Gather up the lines with the word "Tools" in them.
--- --- ---
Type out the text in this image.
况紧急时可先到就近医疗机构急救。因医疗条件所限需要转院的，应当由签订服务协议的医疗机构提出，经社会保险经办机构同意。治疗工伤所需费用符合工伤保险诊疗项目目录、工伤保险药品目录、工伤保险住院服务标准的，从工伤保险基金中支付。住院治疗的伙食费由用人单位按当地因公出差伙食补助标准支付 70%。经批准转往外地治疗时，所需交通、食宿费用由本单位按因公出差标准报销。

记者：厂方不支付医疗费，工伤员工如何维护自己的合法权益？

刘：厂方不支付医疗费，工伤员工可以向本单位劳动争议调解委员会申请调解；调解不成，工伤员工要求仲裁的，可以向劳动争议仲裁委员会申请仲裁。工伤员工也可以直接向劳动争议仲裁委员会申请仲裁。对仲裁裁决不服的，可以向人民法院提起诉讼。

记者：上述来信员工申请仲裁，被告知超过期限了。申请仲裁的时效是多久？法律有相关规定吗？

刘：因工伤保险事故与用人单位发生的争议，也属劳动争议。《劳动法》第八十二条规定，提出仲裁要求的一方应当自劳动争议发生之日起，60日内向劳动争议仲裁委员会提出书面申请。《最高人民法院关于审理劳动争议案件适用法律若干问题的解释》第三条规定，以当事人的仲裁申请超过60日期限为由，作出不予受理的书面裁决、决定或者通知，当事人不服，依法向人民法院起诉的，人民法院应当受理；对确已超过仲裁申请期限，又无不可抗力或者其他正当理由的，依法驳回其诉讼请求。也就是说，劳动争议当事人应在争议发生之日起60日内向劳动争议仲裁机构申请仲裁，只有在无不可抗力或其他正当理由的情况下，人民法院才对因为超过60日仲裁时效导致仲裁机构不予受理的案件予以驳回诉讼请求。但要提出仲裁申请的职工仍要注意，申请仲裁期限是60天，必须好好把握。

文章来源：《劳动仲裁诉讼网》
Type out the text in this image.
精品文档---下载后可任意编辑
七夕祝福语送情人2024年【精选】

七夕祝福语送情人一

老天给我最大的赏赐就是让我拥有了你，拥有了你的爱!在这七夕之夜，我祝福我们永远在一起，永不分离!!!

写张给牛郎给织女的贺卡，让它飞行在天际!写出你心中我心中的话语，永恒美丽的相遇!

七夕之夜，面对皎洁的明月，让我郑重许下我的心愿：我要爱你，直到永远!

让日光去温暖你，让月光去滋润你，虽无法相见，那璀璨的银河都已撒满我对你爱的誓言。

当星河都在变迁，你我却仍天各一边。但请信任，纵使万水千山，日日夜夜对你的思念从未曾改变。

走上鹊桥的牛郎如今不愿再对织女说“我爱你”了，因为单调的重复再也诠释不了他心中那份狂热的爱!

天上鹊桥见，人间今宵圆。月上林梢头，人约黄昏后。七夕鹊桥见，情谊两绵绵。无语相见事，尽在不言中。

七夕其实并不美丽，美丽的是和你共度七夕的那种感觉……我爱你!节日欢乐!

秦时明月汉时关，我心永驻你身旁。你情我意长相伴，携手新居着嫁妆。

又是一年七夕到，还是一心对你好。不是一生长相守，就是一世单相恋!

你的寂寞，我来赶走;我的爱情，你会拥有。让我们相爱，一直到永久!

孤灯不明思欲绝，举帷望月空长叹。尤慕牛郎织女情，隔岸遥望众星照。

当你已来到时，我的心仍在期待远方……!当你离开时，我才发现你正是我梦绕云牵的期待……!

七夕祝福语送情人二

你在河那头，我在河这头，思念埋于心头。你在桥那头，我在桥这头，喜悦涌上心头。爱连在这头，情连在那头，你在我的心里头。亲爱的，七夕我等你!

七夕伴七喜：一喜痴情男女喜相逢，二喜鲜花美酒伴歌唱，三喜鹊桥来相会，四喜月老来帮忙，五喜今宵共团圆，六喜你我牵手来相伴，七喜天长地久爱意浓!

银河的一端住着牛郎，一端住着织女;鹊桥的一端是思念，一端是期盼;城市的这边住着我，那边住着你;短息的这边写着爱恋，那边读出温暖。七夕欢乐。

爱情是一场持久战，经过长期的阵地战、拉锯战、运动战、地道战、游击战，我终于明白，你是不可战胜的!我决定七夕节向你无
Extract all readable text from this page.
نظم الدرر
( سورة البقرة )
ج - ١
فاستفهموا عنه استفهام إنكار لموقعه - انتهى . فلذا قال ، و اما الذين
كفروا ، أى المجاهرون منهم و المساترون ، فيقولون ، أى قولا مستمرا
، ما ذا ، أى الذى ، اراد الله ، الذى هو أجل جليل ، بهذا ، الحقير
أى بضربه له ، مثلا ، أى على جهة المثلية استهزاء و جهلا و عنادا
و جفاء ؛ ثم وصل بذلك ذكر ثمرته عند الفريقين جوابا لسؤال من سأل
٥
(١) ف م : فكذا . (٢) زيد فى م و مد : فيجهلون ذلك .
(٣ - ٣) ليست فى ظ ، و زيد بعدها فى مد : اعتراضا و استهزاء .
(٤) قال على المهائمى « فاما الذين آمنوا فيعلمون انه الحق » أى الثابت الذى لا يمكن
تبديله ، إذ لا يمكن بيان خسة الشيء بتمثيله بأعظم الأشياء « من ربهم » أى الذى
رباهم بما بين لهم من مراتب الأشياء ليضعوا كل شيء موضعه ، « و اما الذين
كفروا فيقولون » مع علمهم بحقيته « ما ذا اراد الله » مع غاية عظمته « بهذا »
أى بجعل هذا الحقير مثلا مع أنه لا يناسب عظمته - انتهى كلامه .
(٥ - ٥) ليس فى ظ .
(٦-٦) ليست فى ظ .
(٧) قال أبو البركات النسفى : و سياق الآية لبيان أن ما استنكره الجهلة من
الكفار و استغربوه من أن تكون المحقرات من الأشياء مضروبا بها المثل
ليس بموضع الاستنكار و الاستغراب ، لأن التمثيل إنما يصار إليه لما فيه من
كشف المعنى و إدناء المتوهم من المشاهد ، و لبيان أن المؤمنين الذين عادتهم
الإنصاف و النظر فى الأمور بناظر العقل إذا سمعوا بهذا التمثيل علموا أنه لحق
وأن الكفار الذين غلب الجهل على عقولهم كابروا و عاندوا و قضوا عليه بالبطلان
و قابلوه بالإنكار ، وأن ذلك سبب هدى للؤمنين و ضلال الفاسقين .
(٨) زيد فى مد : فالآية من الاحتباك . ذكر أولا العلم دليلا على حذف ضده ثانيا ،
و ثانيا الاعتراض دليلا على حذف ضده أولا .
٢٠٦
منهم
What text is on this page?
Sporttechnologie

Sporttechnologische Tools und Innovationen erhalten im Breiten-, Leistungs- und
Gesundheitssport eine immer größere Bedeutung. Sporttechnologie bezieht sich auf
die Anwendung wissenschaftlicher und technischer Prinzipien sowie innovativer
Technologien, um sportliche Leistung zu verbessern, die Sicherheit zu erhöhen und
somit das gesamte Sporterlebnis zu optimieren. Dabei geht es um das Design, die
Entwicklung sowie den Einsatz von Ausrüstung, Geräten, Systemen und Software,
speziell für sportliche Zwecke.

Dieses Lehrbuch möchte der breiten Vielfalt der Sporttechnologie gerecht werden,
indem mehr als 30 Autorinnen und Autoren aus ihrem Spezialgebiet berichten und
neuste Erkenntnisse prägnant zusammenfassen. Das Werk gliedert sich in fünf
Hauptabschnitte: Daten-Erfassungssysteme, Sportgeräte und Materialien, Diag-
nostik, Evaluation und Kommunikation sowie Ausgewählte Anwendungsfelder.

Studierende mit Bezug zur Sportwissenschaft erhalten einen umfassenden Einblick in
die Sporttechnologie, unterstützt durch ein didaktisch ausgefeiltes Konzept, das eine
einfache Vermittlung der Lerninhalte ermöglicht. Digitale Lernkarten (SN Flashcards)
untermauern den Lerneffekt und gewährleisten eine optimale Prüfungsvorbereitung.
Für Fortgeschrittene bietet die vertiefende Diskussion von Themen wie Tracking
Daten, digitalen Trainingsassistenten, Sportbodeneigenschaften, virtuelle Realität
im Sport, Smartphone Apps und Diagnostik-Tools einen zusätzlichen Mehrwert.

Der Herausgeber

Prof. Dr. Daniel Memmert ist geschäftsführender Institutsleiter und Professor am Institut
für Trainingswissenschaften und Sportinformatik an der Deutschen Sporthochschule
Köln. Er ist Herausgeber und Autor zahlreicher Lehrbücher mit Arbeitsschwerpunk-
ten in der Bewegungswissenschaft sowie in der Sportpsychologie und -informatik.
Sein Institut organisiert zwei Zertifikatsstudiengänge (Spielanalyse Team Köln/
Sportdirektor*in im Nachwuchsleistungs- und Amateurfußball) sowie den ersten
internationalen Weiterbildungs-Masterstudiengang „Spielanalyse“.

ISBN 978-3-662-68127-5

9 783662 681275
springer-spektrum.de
--- --- ---
Exercise solution:
Sporttechnologische Tools und Innovationen erhalten im Breiten-, Leistungs- und
im Sport, Smartphone Apps und Diagnostik-Tools einen zusätzlichen Mehrwert.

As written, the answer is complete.